• **Set task A**
Using the election petition ruling, decide whether each statement agrees with it: (i) the matter came before Makail, J at Waigani; (ii) the application for extension of time was refused; (iii) costs were ordered against the petitioner. Answer yes or no for each, quoting the words of the ruling that settle it.
• **Set task B**
Carry on the election petition ruling from its last line onward.

• **Document segment**
+++
IN THE MATTER OF THE ORGANIC LAW ON NATIONAL AND LOCAL-LEVEL GOVERNMENT ELECTIONS AND IN THE MATTER OF DISPUTED RETURNS FOR THE NATIONAL CAPITAL DISTRICT REGIONAL ELECTORATE


BETWEEN


MICHAEL KANDIU
Petitioner


AND


POWES PARKOP
First Respondent


AND


CYRIL RETAW, Returning Officer for the National Capital District Provincial Electorate and Election Manager
Second Respondent


AND


RICKY FUGUNTO, Acing Returning Officer for the National Capital District Provincial Electorate
Third Respondent


AND


THE ELECTORAL COMMISSION OF PAPUA NEW GUINEA
Fourth Respondent


Waigani: Makail, J
2013: 25th February & 06th March


ELECTION PETITIONS – PRACTICE & PROCEDURE – Application for extension of time – Time to file and serve affidavits – Time fixed by Court – Default by respondents – Reasons for default – Unsatisfactory – Whether extension will prejudice petitioner – No prejudice established – Application granted – National Court Election Petition Rules, 2002 (as amended) – Rule 18(ii)&(iii).


ELECTION PETITIONS – PRACTICE & PROCEDURE – Costs – Costs arising from interlocutory application – Discretionary – Directions to file and serve affidavits – Breach of – Non-compliance sign of disrespect of Court orders and directions – Costs ordered against respondents – Deterrence and punitive measure – National Court Election Petition Rules, 2002 (as amended) – Rule 19.
+++
• **Records provided**
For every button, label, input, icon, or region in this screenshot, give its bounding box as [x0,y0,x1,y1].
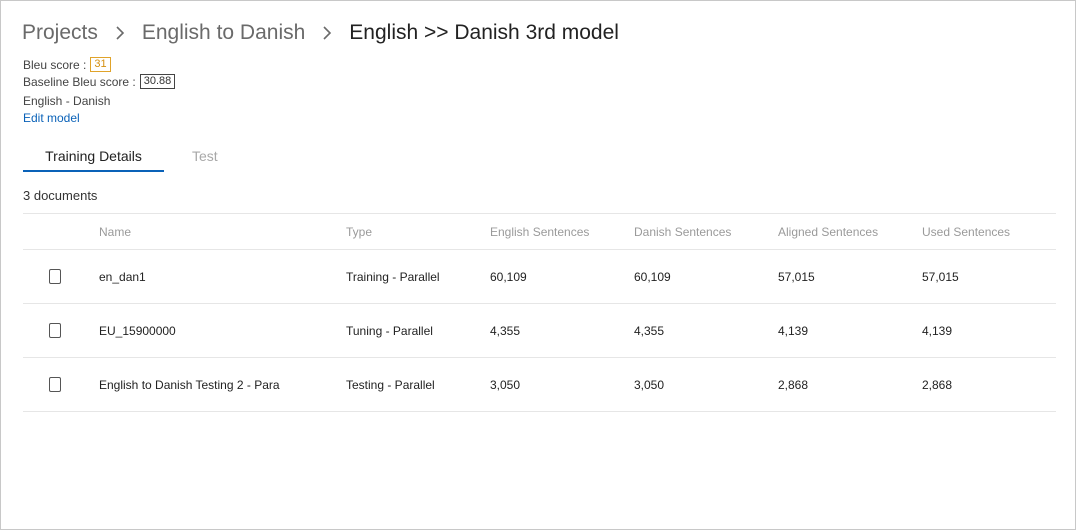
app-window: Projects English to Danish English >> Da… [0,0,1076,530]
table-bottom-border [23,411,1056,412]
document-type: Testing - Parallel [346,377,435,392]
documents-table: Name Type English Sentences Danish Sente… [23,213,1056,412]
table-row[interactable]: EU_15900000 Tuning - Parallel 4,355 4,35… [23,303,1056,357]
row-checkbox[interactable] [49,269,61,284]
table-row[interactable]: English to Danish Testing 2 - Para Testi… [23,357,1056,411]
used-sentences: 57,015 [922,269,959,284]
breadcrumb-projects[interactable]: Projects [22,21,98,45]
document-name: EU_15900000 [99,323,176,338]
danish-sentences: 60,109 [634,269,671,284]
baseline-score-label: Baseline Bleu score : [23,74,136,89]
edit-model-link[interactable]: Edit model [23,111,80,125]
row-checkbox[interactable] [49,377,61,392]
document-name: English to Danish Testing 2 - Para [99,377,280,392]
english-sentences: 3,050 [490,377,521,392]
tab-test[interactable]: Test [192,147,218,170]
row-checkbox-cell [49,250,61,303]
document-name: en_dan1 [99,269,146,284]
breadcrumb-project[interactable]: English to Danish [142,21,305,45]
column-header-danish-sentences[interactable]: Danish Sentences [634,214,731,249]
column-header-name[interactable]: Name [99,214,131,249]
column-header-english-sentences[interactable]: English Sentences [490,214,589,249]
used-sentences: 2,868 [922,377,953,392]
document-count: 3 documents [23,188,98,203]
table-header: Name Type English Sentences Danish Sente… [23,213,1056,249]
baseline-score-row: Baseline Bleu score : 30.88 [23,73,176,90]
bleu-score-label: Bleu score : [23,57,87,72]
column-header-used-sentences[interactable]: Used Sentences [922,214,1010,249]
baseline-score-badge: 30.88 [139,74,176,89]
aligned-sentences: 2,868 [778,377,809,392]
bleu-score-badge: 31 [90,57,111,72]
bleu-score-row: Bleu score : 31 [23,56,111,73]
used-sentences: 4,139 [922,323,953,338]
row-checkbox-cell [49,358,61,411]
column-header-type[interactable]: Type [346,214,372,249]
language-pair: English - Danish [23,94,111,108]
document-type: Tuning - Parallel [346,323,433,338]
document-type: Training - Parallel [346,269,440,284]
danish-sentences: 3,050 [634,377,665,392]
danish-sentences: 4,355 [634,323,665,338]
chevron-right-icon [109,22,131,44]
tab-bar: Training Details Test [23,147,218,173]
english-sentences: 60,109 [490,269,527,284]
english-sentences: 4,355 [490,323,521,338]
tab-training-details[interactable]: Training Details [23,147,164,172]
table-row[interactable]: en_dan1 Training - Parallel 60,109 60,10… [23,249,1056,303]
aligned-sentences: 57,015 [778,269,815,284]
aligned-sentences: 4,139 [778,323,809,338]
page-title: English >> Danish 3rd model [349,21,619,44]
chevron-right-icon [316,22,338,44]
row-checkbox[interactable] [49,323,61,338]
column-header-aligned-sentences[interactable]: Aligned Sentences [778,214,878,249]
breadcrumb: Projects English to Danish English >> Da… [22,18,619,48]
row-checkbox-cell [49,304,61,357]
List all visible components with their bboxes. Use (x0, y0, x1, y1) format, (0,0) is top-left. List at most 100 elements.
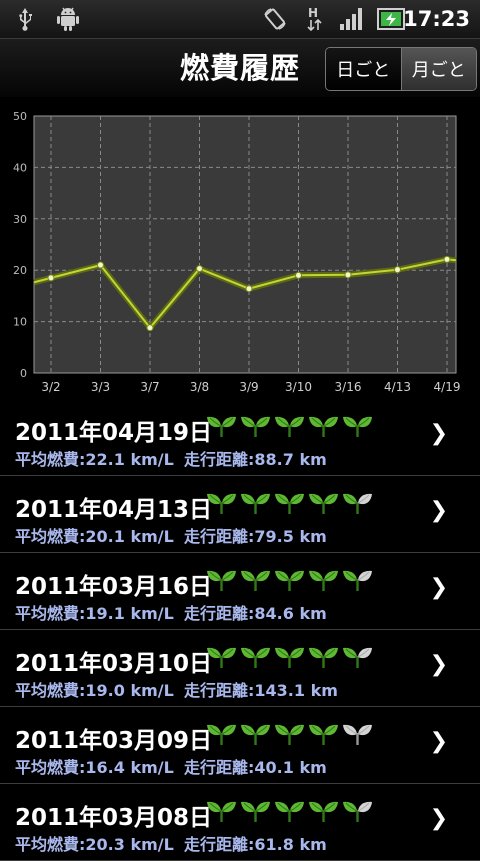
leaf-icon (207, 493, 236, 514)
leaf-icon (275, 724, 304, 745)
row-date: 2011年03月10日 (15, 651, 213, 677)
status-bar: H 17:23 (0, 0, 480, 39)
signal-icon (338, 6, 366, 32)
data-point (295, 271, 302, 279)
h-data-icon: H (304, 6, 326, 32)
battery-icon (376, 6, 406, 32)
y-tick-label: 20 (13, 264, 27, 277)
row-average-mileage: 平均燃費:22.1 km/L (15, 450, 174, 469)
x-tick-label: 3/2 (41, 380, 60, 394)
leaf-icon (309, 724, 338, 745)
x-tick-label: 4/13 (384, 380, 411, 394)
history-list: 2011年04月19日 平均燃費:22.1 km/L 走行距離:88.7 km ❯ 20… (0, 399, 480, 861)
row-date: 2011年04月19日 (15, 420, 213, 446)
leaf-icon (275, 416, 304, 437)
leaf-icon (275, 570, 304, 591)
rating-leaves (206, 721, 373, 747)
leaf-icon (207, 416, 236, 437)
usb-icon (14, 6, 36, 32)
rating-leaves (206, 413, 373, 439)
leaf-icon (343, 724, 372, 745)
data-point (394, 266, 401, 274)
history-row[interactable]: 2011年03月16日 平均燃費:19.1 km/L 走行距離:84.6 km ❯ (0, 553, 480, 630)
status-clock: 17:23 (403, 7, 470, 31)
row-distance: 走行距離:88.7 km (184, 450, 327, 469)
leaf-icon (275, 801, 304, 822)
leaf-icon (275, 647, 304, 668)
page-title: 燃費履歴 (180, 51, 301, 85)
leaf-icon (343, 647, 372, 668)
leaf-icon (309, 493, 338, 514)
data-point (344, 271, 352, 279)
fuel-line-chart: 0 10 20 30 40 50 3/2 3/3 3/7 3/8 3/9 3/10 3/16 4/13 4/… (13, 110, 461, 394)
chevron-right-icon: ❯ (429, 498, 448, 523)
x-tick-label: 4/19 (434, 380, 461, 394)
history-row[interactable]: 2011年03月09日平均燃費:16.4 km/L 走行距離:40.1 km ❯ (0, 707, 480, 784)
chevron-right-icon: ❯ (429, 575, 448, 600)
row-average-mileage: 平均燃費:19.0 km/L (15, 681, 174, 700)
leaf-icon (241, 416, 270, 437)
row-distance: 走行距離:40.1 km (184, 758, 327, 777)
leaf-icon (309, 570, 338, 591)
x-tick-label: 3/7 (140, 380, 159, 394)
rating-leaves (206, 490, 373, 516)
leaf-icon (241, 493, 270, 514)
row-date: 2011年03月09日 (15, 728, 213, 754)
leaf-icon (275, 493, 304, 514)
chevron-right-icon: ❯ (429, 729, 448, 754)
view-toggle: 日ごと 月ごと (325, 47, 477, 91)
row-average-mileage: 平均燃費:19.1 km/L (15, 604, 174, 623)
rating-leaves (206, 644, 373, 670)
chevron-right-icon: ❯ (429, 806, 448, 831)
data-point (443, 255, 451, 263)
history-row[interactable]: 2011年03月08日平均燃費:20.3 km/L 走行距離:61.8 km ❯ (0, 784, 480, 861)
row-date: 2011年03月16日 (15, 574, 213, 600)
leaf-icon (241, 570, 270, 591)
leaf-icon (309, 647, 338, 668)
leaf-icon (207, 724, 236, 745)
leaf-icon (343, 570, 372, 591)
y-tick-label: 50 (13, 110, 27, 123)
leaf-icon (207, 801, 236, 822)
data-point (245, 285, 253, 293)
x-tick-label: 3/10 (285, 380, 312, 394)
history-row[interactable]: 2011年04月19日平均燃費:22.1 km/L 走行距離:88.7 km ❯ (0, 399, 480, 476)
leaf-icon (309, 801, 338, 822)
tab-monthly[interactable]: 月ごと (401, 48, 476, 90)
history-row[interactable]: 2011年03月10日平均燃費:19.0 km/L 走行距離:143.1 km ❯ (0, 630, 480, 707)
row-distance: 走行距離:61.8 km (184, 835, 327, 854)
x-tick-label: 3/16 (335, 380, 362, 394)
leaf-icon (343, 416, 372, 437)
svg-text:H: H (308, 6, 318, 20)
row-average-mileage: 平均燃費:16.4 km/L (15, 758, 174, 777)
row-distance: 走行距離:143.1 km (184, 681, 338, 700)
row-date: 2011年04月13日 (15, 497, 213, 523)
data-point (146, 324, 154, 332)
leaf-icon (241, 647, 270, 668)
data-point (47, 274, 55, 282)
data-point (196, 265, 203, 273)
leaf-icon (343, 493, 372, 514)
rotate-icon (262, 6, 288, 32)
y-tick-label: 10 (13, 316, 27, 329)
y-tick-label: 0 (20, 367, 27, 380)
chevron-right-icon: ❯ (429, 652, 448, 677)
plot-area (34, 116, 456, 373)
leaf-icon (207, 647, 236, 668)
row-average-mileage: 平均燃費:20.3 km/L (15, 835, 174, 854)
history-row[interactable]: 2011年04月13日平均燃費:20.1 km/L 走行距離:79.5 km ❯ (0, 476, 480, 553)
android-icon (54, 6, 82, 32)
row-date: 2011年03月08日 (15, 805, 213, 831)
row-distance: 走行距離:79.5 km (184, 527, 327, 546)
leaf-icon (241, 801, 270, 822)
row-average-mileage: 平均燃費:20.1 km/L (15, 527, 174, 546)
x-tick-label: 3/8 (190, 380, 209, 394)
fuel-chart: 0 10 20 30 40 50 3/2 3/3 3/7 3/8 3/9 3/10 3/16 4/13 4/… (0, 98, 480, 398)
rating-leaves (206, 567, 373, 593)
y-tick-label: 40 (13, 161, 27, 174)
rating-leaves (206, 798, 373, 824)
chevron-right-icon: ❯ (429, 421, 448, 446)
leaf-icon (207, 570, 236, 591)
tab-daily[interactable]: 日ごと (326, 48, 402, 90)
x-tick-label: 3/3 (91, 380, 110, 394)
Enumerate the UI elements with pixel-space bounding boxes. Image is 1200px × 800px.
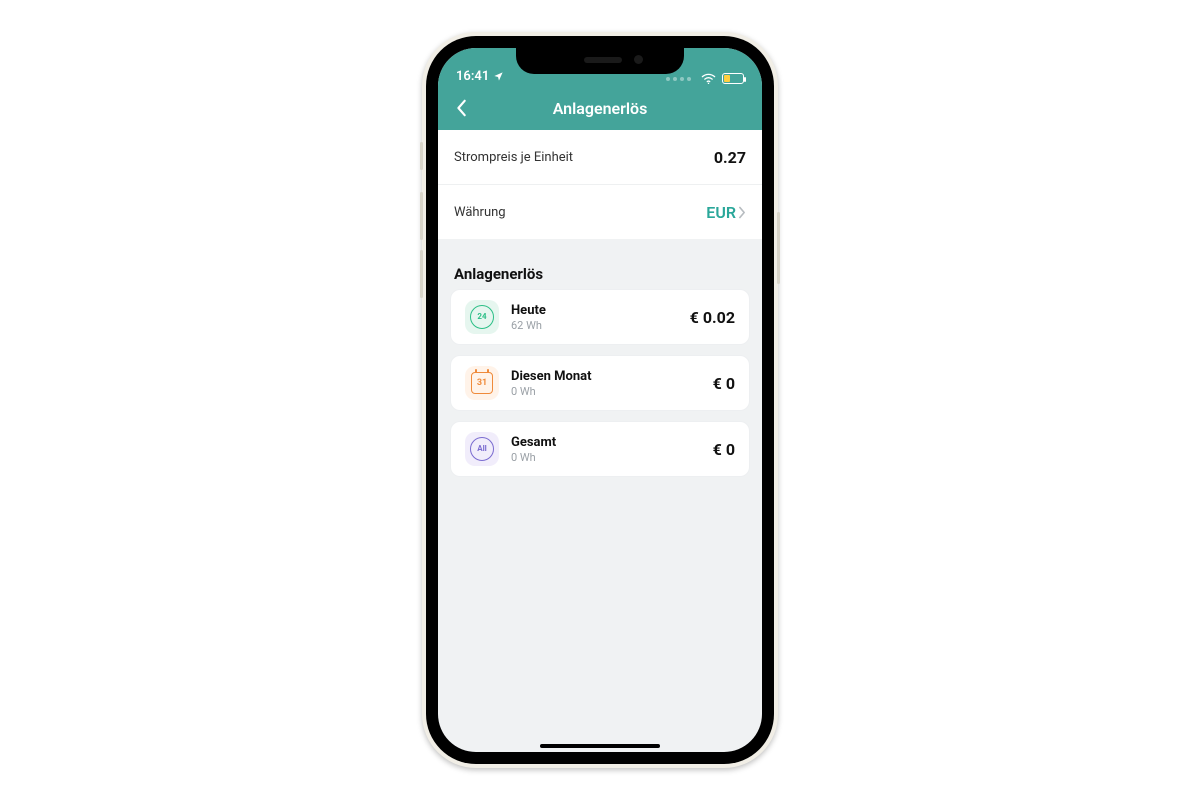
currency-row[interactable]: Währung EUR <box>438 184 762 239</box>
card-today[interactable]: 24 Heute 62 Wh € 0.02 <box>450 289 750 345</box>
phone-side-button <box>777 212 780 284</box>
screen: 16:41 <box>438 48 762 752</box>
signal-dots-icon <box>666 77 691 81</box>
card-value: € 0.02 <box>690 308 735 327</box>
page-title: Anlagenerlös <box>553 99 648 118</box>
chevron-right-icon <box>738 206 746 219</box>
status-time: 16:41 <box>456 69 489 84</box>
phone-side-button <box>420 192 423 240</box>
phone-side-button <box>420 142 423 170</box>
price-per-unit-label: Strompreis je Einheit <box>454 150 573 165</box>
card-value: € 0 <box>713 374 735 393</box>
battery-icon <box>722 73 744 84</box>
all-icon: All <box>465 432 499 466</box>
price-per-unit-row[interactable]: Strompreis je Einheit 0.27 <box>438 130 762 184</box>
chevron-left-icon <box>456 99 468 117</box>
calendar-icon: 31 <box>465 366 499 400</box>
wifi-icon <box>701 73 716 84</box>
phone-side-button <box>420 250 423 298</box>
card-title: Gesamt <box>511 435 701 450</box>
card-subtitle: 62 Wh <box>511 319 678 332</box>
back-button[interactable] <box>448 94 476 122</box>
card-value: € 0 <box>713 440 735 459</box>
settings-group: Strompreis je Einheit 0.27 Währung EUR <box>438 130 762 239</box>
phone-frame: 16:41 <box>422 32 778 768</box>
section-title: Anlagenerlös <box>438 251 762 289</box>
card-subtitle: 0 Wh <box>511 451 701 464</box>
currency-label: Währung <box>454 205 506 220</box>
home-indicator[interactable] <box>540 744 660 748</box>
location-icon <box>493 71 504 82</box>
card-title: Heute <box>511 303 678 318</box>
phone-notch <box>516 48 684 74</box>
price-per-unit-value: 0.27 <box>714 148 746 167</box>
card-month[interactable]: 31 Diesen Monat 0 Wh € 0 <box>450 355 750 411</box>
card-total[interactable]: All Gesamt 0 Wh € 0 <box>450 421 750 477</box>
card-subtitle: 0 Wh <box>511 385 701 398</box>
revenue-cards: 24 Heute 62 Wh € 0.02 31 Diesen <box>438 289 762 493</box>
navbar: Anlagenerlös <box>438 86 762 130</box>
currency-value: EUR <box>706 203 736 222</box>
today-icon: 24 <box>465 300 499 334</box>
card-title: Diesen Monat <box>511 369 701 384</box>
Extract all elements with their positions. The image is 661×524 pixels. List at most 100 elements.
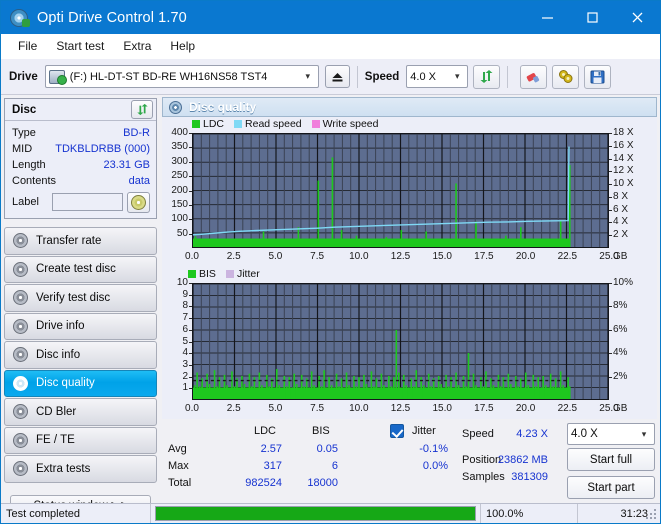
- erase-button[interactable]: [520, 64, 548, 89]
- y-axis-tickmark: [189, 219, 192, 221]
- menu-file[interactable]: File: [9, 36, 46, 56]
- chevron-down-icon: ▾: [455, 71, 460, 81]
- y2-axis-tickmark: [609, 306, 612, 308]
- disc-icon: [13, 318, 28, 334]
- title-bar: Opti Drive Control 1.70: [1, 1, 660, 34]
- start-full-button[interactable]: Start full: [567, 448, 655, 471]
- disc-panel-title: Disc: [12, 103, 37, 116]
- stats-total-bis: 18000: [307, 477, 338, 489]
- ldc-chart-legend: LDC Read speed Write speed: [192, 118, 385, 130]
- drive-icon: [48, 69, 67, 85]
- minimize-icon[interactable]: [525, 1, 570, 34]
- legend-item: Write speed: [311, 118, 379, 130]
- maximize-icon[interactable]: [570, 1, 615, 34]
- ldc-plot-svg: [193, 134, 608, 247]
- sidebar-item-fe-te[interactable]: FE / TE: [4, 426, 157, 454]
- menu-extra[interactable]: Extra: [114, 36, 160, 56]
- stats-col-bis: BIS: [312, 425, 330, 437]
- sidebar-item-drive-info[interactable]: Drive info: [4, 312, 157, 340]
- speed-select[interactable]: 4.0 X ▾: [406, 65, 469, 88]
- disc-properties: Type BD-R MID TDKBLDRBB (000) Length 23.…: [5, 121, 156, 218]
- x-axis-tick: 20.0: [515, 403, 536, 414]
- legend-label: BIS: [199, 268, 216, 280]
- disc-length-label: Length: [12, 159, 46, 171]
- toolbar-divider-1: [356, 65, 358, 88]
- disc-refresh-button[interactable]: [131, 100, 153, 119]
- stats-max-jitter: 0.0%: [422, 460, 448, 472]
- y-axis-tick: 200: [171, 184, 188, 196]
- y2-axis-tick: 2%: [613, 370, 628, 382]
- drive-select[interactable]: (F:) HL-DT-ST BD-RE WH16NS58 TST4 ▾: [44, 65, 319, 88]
+++
• **Task result A**
(i) Yes: "Waigani: Makail, J"
(ii) No: "Application granted"
(iii) No: "Costs ordered against respondents"

• **Task result B**
Facts


This is an application for extension of time to file and serve affidavits pursuant to Rule 18 of the National Court Election Petition Rules, 2002 (as amended). It was submitted among other reasons, counsel for the second, third and fourth respondents travelled to the village to attend to a death in the family and was sick around the time the affidavits were due for filing and service.


Held:


1. The explanation for the default was unsatisfactory.


2. No prejudice has been established if the application is granted.


3. In order to send a strong warning to the respondents to comply with Court orders and directions, a cost order was made against the second, third and fourth respondents, the costs back-dated to 21st December 2012, the amount calculated in accordance with the rates set out in Schedule 2 of the National Court Election Petition Rules, 2002 (as amended and paid within 7 days of the service of the bill of cost.


4. Leave was granted, time was extended by a further 7 days and the affidavits filed by the second, third and fourth respondents were accepted as being filed within the extended time upon payment of costs.


Cases cited:


Sani Rambi -v- Koi Trappe & Electoral Commission (2012) N4924
Nemo Yalo -v- Aiya James Yapa Lagea & Electoral Commission (2012) N4937
Delba Biri -v- Bill Gembogl Ninkama & Ors [1982] PNGLR 342
Edward Ekanda Alina -v- Francis Potape & Electoral Commission: EP No 33 of 2012 (Unnumbered & Unreported Judgment of 09th November 2012)


Counsel:


Mr P W Korowi, for Petitioner
Ms D Kiene, for First Respondent
Ms A Kimbu, for Second, Third & Fourth Respondents


RULING ON APPLICATION FOR EXTENSION OF TIME


06th March, 2013


1. MAKAIL, J: Pursuant to a notice of motion filed on 14th January 2013, the second, third and fourth respondents move the Court to vary the Court order of 10th December 2012 to file and serve their affidavits out of time. The application is made pursuant to Rule 18(iii) of the National Court Election Petition Rules, 2002 (as amended) ("EP Rules"). The application arises from an election petition disputing the election of the first respondent as Governor-elect for National Capital District.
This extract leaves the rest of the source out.